* BEGIN EXTRACTED TEXT *

As soon as Emile knows what life is, my first care will be to teach him to preserve his life. Hitherto I have made no distinction of condition, rank, station, or fortune; nor shall I distinguish between them in the future, since man is the same in every station; the rich man's stomach is no bigger than the poor man's, nor is his digestion any better; the master's arm is neither longer nor stronger than the slave's; a great man is no taller than one of the people, and indeed the natural needs are the same to all, and the means of satisfying them should be equally within the reach of all. Fit a man's education to his real self, not to what is no part of him. Do you not see that in striving to fit him merely for one station, you are unfitting him for anything else, so that some caprice of Fortune may make your work really harmful to him? What could be more absurd than a nobleman in rags, who carries with him into his poverty the prejudices of his birth? What is more despicable than a rich man fallen into poverty, who recalls the scorn with which he himself regarded the poor, and feels that he has sunk to the lowest depth of degradation? The one may become a professional thief, the other a cringing servant, with this fine saying, "I must live."

You reckon on the present order of society, without considering that this order is itself subject to inscrutable changes, and that you can neither foresee nor provide against the revolution which may affect your children. The great become small, the rich poor, the king a commoner. Does fate strike so seldom that you can count on immunity from her blows? The crisis is approaching, and we are on the edge of a revolution. [Footnote: In my opinion it is impossible that the great kingdoms of Europe should last much longer. Each of them has had its period of splendour, after which it must inevitably decline. I have my own opinions as to the special applications of this general statement, but this is not the place to enter into details, and they are only too evident to everybody.] Who can answer for your fate? What man has made, man may destroy. Nature's characters alone are ineffaceable, and nature makes neither the prince, the rich man, nor the nobleman. This satrap whom you have educated for greatness, what will become of him in his degradation? This farmer of the taxes who can only live on gold, what will he do in poverty? This haughty fool who cannot use his own hands, who prides himself on what is not really his, what will he do when he is stripped of all? In that day, happy will he be who can give up the rank which is no longer his, and be still a man in Fate's despite. Let men praise as they will that conquered monarch who like a madman would be buried beneath the fragments of his throne; I behold him with scorn; to me he is merely a crown, and when that is gone he is nothing. But he who loses his crown and lives without it, is more than a king; from the rank of a king, which may be held by a coward, a villain, or madman, he rises to the rank of a man, a position few can fill. Thus he triumphs over Fortune, he dares to look her in the face; he depends on himself alone, and when he has nothing left to show but himself he is not a nonentity, he is somebody. Better a thousandfold the king of Corinth a schoolmaster at Syracuse, than a wretched Tarquin, unable to be anything but a king, or the heir of the ruler of three kingdoms, the sport of all who would scorn his poverty, wandering from court to court in search of help, and finding nothing but insults, for want of knowing any trade but one which he can no longer practise.

* END EXTRACTED TEXT *
* BEGIN STORED RECORDS *

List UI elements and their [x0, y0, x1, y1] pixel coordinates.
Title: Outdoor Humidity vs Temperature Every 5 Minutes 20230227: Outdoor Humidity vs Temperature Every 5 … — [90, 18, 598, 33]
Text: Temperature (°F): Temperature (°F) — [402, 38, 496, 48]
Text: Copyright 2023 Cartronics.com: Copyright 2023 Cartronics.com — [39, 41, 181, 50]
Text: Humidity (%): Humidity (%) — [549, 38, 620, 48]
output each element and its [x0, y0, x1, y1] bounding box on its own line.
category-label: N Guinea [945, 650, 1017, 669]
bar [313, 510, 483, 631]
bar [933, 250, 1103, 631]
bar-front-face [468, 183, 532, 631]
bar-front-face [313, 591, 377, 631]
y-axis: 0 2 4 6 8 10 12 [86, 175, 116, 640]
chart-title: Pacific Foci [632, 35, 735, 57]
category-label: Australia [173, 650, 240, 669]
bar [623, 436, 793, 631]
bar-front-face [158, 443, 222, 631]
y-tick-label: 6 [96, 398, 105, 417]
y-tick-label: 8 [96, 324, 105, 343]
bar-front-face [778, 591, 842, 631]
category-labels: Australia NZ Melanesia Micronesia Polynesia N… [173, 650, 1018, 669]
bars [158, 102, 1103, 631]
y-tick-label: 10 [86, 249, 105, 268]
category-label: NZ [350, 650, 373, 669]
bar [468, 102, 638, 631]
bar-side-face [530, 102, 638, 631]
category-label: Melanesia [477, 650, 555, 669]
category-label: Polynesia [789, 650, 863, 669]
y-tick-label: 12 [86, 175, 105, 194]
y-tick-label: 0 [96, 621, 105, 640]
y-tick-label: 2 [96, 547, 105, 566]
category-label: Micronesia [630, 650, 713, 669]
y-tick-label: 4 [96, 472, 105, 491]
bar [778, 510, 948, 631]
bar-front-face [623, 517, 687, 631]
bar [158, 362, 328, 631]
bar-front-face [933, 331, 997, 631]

* END STORED RECORDS *

**WORK INSTRUCTIONS**
A) Translate this sentence from the passage on Emile's education into Spanish: "Fit a man's education to his real self, not to what is no part of him."
B) Answer these from the passage on Emile's education:
(i) Whose stomach does the passage say is no bigger than the poor man's?
(ii) According to the passage, what are "we" on the edge of?
(iii) In what city does the passage place the king of Corinth as a schoolmaster?
C) Extend the passage on Emile's education beyond its last sentence.
The records are not used here.

**ANSWERS TO THE PROBLEMS**
A) Ajusta la educación de un hombre a su verdadero ser, no a lo que no forma parte de él.

B)
(i) The rich man's.
(ii) A revolution.
(iii) Syracuse.

C)
The man and the citizen, whoever he may be, has no property to invest in society but himself, all his other goods belong to society in spite of himself, and when a man is rich, either he does not enjoy his wealth, or the public enjoys it too; in the first case he robs others as well as himself; in the second he gives them nothing. Thus his debt to society is still unpaid, while he only pays with his property. "But my father was serving society while he was acquiring his wealth." Just so; he paid his own debt, not yours. You owe more to others than if you had been born with nothing, since you were born under favourable conditions. It is not fair that what one man has done for society should pay another's debt, for since every man owes all that he is, he can only pay his own debt, and no father can transmit to his son any right to be of no use to mankind. "But," you say, "this is just what he does when he leaves me his wealth, the reward of his labour." The man who eats in idleness what he has not himself earned, is a thief, and in my eyes, the man who lives on an income paid him by the state for doing nothing, differs little from a highwayman who lives on those who travel his way. Outside the pale of society, the solitary, owing nothing to any man, may live as he pleases, but in society either he lives at the cost of others, or he owes them in labour the cost of his keep; there is no exception to this rule. Man in society is bound to work; rich or poor, weak or strong, every idler is a thief.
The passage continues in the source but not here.